**Aim**
Will you transcribe all the entries word for word, skipping the pictures they hold?

[Items from a data source]
□ □ □ □

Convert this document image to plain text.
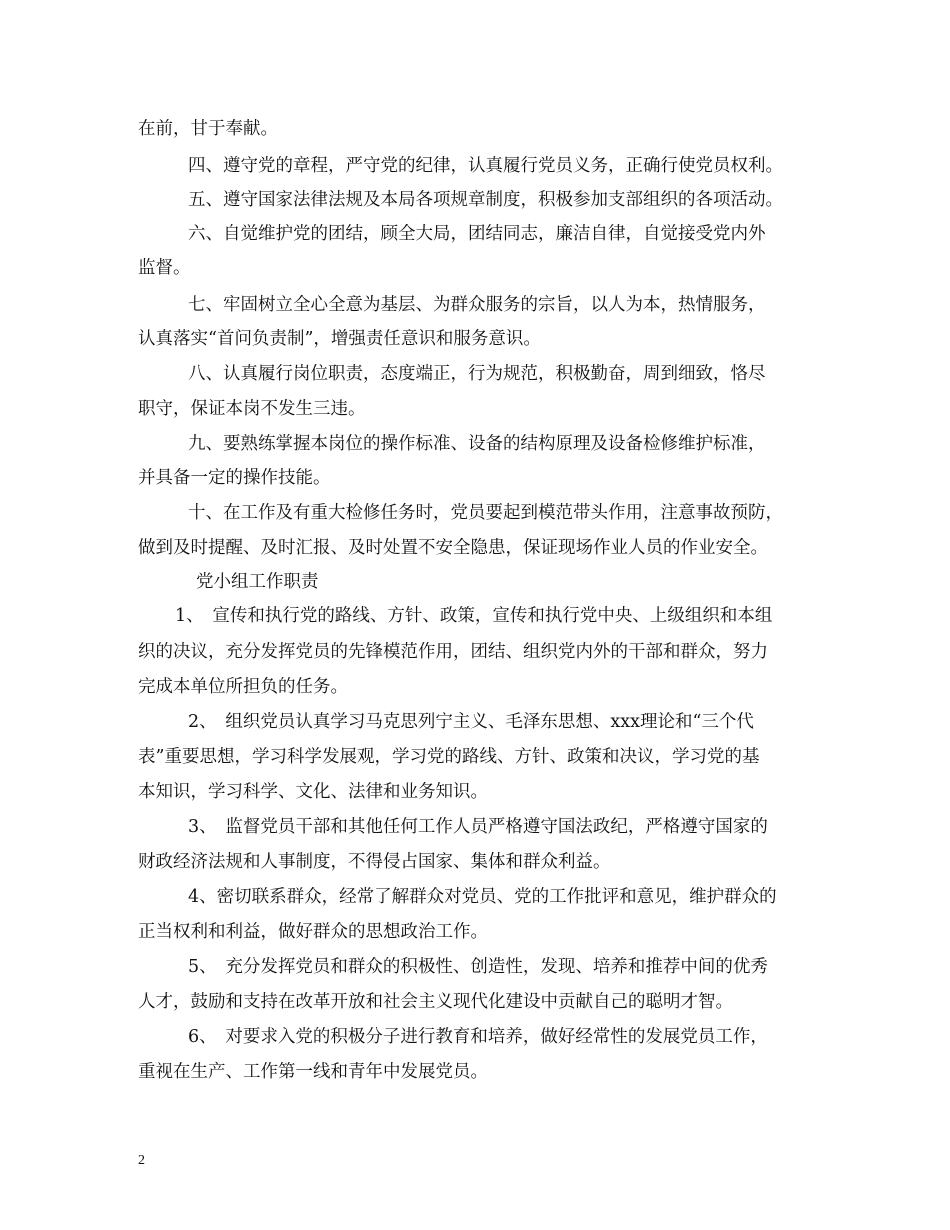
在前，甘于奉献。
四、遵守党的章程，严守党的纪律，认真履行党员义务，正确行使党员权利。
五、遵守国家法律法规及本局各项规章制度，积极参加支部组织的各项活动。
六、自觉维护党的团结，顾全大局，团结同志，廉洁自律，自觉接受党内外
监督。
七、牢固树立全心全意为基层、为群众服务的宗旨，以人为本，热情服务，
认真落实“首问负责制”，增强责任意识和服务意识。
八、认真履行岗位职责，态度端正，行为规范，积极勤奋，周到细致，恪尽
职守，保证本岗不发生三违。
九、要熟练掌握本岗位的操作标准、设备的结构原理及设备检修维护标准，
并具备一定的操作技能。
十、在工作及有重大检修任务时，党员要起到模范带头作用，注意事故预防，
做到及时提醒、及时汇报、及时处置不安全隐患，保证现场作业人员的作业安全。
党小组工作职责
1、　宣传和执行党的路线、方针、政策，宣传和执行党中央、上级组织和本组
织的决议，充分发挥党员的先锋模范作用，团结、组织党内外的干部和群众，努力
完成本单位所担负的任务。
2、　组织党员认真学习马克思列宁主义、毛泽东思想、xxx理论和“三个代
表”重要思想，学习科学发展观，学习党的路线、方针、政策和决议，学习党的基
本知识，学习科学、文化、法律和业务知识。
3、　监督党员干部和其他任何工作人员严格遵守国法政纪，严格遵守国家的
财政经济法规和人事制度，不得侵占国家、集体和群众利益。
4、密切联系群众，经常了解群众对党员、党的工作批评和意见，维护群众的
正当权利和利益，做好群众的思想政治工作。
5、　充分发挥党员和群众的积极性、创造性，发现、培养和推荐中间的优秀
人才，鼓励和支持在改革开放和社会主义现代化建设中贡献自己的聪明才智。
6、　对要求入党的积极分子进行教育和培养，做好经常性的发展党员工作，
重视在生产、工作第一线和青年中发展党员。
2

□ □ □ □

**Task answer**
Convert this document image to plain text.
在前，甘于奉献。
四、遵守党的章程，严守党的纪律，认真履行党员义务，正确行使党员权利。
五、遵守国家法律法规及本局各项规章制度，积极参加支部组织的各项活动。
六、自觉维护党的团结，顾全大局，团结同志，廉洁自律，自觉接受党内外
监督。
七、牢固树立全心全意为基层、为群众服务的宗旨，以人为本，热情服务，
认真落实“首问负责制”，增强责任意识和服务意识。
八、认真履行岗位职责，态度端正，行为规范，积极勤奋，周到细致，恪尽
职守，保证本岗不发生三违。
九、要熟练掌握本岗位的操作标准、设备的结构原理及设备检修维护标准，
并具备一定的操作技能。
十、在工作及有重大检修任务时，党员要起到模范带头作用，注意事故预防，
做到及时提醒、及时汇报、及时处置不安全隐患，保证现场作业人员的作业安全。
党小组工作职责
1、　宣传和执行党的路线、方针、政策，宣传和执行党中央、上级组织和本组
织的决议，充分发挥党员的先锋模范作用，团结、组织党内外的干部和群众，努力
完成本单位所担负的任务。
2、　组织党员认真学习马克思列宁主义、毛泽东思想、xxx理论和“三个代
表”重要思想，学习科学发展观，学习党的路线、方针、政策和决议，学习党的基
本知识，学习科学、文化、法律和业务知识。
3、　监督党员干部和其他任何工作人员严格遵守国法政纪，严格遵守国家的
财政经济法规和人事制度，不得侵占国家、集体和群众利益。
4、密切联系群众，经常了解群众对党员、党的工作批评和意见，维护群众的
正当权利和利益，做好群众的思想政治工作。
5、　充分发挥党员和群众的积极性、创造性，发现、培养和推荐中间的优秀
人才，鼓励和支持在改革开放和社会主义现代化建设中贡献自己的聪明才智。
6、　对要求入党的积极分子进行教育和培养，做好经常性的发展党员工作，
重视在生产、工作第一线和青年中发展党员。
2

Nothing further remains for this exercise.